▸ **Task**: Restate each line of the listing exactly, without carrying over any pictures.

** START Extracted information **

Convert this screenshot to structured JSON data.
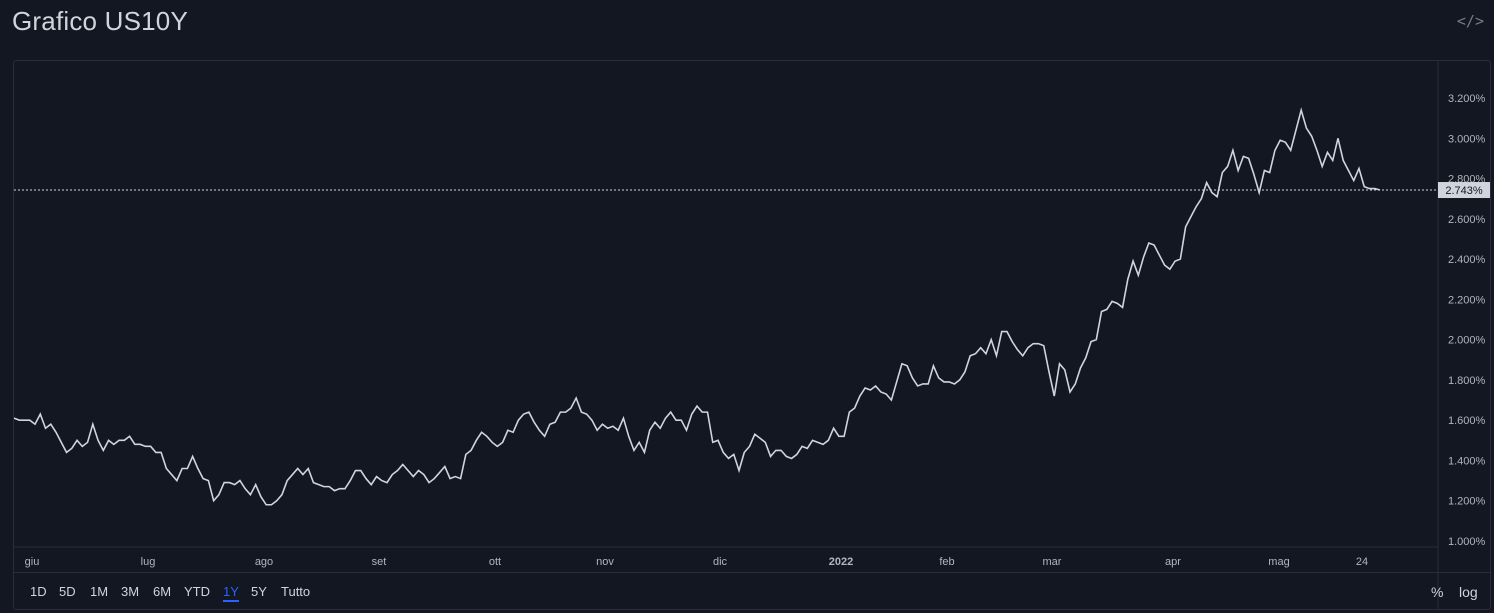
{
  "header": {
    "title": "Grafico US10Y",
    "embed_icon": "code-embed-icon"
  },
  "toolbar": {
    "ranges": [
      "1D",
      "5D",
      "1M",
      "3M",
      "6M",
      "YTD",
      "1Y",
      "5Y",
      "Tutto"
    ],
    "active_range": "1Y",
    "percent_label": "%",
    "log_label": "log"
  },
  "colors": {
    "background": "#131722",
    "line": "#d1d4dc",
    "text": "#b2b5be",
    "active": "#2962ff",
    "price_label_bg": "#d1d4dc"
  },
  "chart_data": {
    "type": "line",
    "title": "Grafico US10Y",
    "xlabel": "",
    "ylabel": "",
    "x_ticks": [
      "giu",
      "lug",
      "ago",
      "set",
      "ott",
      "nov",
      "dic",
      "2022",
      "feb",
      "mar",
      "apr",
      "mag",
      "24"
    ],
    "y_ticks": [
      "1.000%",
      "1.200%",
      "1.400%",
      "1.600%",
      "1.800%",
      "2.000%",
      "2.200%",
      "2.400%",
      "2.600%",
      "2.800%",
      "3.000%",
      "3.200%"
    ],
    "ylim": [
      1.0,
      3.22
    ],
    "grid": false,
    "last_value_label": "2.743%",
    "last_value": 2.743,
    "series": [
      {
        "values": [
          1.61,
          1.6,
          1.6,
          1.6,
          1.58,
          1.63,
          1.56,
          1.58,
          1.54,
          1.49,
          1.44,
          1.46,
          1.5,
          1.47,
          1.49,
          1.58,
          1.5,
          1.45,
          1.5,
          1.48,
          1.5,
          1.5,
          1.52,
          1.48,
          1.48,
          1.47,
          1.47,
          1.44,
          1.44,
          1.36,
          1.33,
          1.3,
          1.36,
          1.36,
          1.42,
          1.36,
          1.31,
          1.3,
          1.2,
          1.23,
          1.29,
          1.29,
          1.28,
          1.3,
          1.26,
          1.23,
          1.28,
          1.22,
          1.18,
          1.18,
          1.2,
          1.23,
          1.3,
          1.33,
          1.36,
          1.33,
          1.36,
          1.29,
          1.28,
          1.27,
          1.27,
          1.25,
          1.26,
          1.26,
          1.3,
          1.35,
          1.35,
          1.31,
          1.28,
          1.32,
          1.3,
          1.29,
          1.33,
          1.35,
          1.38,
          1.35,
          1.32,
          1.35,
          1.33,
          1.29,
          1.31,
          1.34,
          1.37,
          1.31,
          1.32,
          1.31,
          1.43,
          1.45,
          1.5,
          1.54,
          1.52,
          1.49,
          1.47,
          1.49,
          1.55,
          1.54,
          1.6,
          1.63,
          1.64,
          1.59,
          1.55,
          1.52,
          1.58,
          1.59,
          1.64,
          1.64,
          1.66,
          1.71,
          1.64,
          1.63,
          1.6,
          1.55,
          1.58,
          1.56,
          1.57,
          1.55,
          1.61,
          1.52,
          1.45,
          1.49,
          1.44,
          1.55,
          1.59,
          1.56,
          1.61,
          1.64,
          1.6,
          1.6,
          1.55,
          1.63,
          1.67,
          1.64,
          1.64,
          1.49,
          1.5,
          1.44,
          1.41,
          1.43,
          1.35,
          1.44,
          1.47,
          1.53,
          1.51,
          1.49,
          1.42,
          1.45,
          1.45,
          1.42,
          1.41,
          1.43,
          1.47,
          1.46,
          1.5,
          1.49,
          1.48,
          1.5,
          1.56,
          1.52,
          1.52,
          1.64,
          1.66,
          1.72,
          1.76,
          1.75,
          1.77,
          1.74,
          1.73,
          1.7,
          1.79,
          1.88,
          1.87,
          1.81,
          1.77,
          1.78,
          1.78,
          1.87,
          1.81,
          1.79,
          1.79,
          1.78,
          1.8,
          1.84,
          1.92,
          1.93,
          1.96,
          1.93,
          2.0,
          1.92,
          2.04,
          2.04,
          1.99,
          1.95,
          1.92,
          1.96,
          1.98,
          1.98,
          1.97,
          1.84,
          1.72,
          1.88,
          1.85,
          1.74,
          1.78,
          1.86,
          1.91,
          1.99,
          2.0,
          2.14,
          2.15,
          2.19,
          2.18,
          2.16,
          2.3,
          2.39,
          2.32,
          2.41,
          2.48,
          2.47,
          2.42,
          2.37,
          2.35,
          2.39,
          2.4,
          2.56,
          2.61,
          2.66,
          2.7,
          2.78,
          2.73,
          2.71,
          2.83,
          2.86,
          2.94,
          2.84,
          2.91,
          2.9,
          2.82,
          2.73,
          2.84,
          2.83,
          2.94,
          2.99,
          2.98,
          2.94,
          3.04,
          3.14,
          3.05,
          3.01,
          2.94,
          2.86,
          2.93,
          2.89,
          3.0,
          2.89,
          2.84,
          2.79,
          2.85,
          2.76,
          2.75,
          2.75,
          2.743
        ]
      }
    ]
  }
}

** END Extracted information **

▸ **Exercise solution**:
Convert this screenshot to structured JSON data.
{
  "header": {
    "title": "Grafico US10Y",
    "embed_icon": "code-embed-icon"
  },
  "toolbar": {
    "ranges": [
      "1D",
      "5D",
      "1M",
      "3M",
      "6M",
      "YTD",
      "1Y",
      "5Y",
      "Tutto"
    ],
    "active_range": "1Y",
    "percent_label": "%",
    "log_label": "log"
  },
  "colors": {
    "background": "#131722",
    "line": "#d1d4dc",
    "text": "#b2b5be",
    "active": "#2962ff",
    "price_label_bg": "#d1d4dc"
  },
  "chart_data": {
    "type": "line",
    "title": "Grafico US10Y",
    "xlabel": "",
    "ylabel": "",
    "x_ticks": [
      "giu",
      "lug",
      "ago",
      "set",
      "ott",
      "nov",
      "dic",
      "2022",
      "feb",
      "mar",
      "apr",
      "mag",
      "24"
    ],
    "y_ticks": [
      "1.000%",
      "1.200%",
      "1.400%",
      "1.600%",
      "1.800%",
      "2.000%",
      "2.200%",
      "2.400%",
      "2.600%",
      "2.800%",
      "3.000%",
      "3.200%"
    ],
    "ylim": [
      1.0,
      3.22
    ],
    "grid": false,
    "last_value_label": "2.743%",
    "last_value": 2.743,
    "series": [
      {
        "values": [
          1.61,
          1.6,
          1.6,
          1.6,
          1.58,
          1.63,
          1.56,
          1.58,
          1.54,
          1.49,
          1.44,
          1.46,
          1.5,
          1.47,
          1.49,
          1.58,
          1.5,
          1.45,
          1.5,
          1.48,
          1.5,
          1.5,
          1.52,
          1.48,
          1.48,
          1.47,
          1.47,
          1.44,
          1.44,
          1.36,
          1.33,
          1.3,
          1.36,
          1.36,
          1.42,
          1.36,
          1.31,
          1.3,
          1.2,
          1.23,
          1.29,
          1.29,
          1.28,
          1.3,
          1.26,
          1.23,
          1.28,
          1.22,
          1.18,
          1.18,
          1.2,
          1.23,
          1.3,
          1.33,
          1.36,
          1.33,
          1.36,
          1.29,
          1.28,
          1.27,
          1.27,
          1.25,
          1.26,
          1.26,
          1.3,
          1.35,
          1.35,
          1.31,
          1.28,
          1.32,
          1.3,
          1.29,
          1.33,
          1.35,
          1.38,
          1.35,
          1.32,
          1.35,
          1.33,
          1.29,
          1.31,
          1.34,
          1.37,
          1.31,
          1.32,
          1.31,
          1.43,
          1.45,
          1.5,
          1.54,
          1.52,
          1.49,
          1.47,
          1.49,
          1.55,
          1.54,
          1.6,
          1.63,
          1.64,
          1.59,
          1.55,
          1.52,
          1.58,
          1.59,
          1.64,
          1.64,
          1.66,
          1.71,
          1.64,
          1.63,
          1.6,
          1.55,
          1.58,
          1.56,
          1.57,
          1.55,
          1.61,
          1.52,
          1.45,
          1.49,
          1.44,
          1.55,
          1.59,
          1.56,
          1.61,
          1.64,
          1.6,
          1.6,
          1.55,
          1.63,
          1.67,
          1.64,
          1.64,
          1.49,
          1.5,
          1.44,
          1.41,
          1.43,
          1.35,
          1.44,
          1.47,
          1.53,
          1.51,
          1.49,
          1.42,
          1.45,
          1.45,
          1.42,
          1.41,
          1.43,
          1.47,
          1.46,
          1.5,
          1.49,
          1.48,
          1.5,
          1.56,
          1.52,
          1.52,
          1.64,
          1.66,
          1.72,
          1.76,
          1.75,
          1.77,
          1.74,
          1.73,
          1.7,
          1.79,
          1.88,
          1.87,
          1.81,
          1.77,
          1.78,
          1.78,
          1.87,
          1.81,
          1.79,
          1.79,
          1.78,
          1.8,
          1.84,
          1.92,
          1.93,
          1.96,
          1.93,
          2.0,
          1.92,
          2.04,
          2.04,
          1.99,
          1.95,
          1.92,
          1.96,
          1.98,
          1.98,
          1.97,
          1.84,
          1.72,
          1.88,
          1.85,
          1.74,
          1.78,
          1.86,
          1.91,
          1.99,
          2.0,
          2.14,
          2.15,
          2.19,
          2.18,
          2.16,
          2.3,
          2.39,
          2.32,
          2.41,
          2.48,
          2.47,
          2.42,
          2.37,
          2.35,
          2.39,
          2.4,
          2.56,
          2.61,
          2.66,
          2.7,
          2.78,
          2.73,
          2.71,
          2.83,
          2.86,
          2.94,
          2.84,
          2.91,
          2.9,
          2.82,
          2.73,
          2.84,
          2.83,
          2.94,
          2.99,
          2.98,
          2.94,
          3.04,
          3.14,
          3.05,
          3.01,
          2.94,
          2.86,
          2.93,
          2.89,
          3.0,
          2.89,
          2.84,
          2.79,
          2.85,
          2.76,
          2.75,
          2.75,
          2.743
        ]
      }
    ]
  }
}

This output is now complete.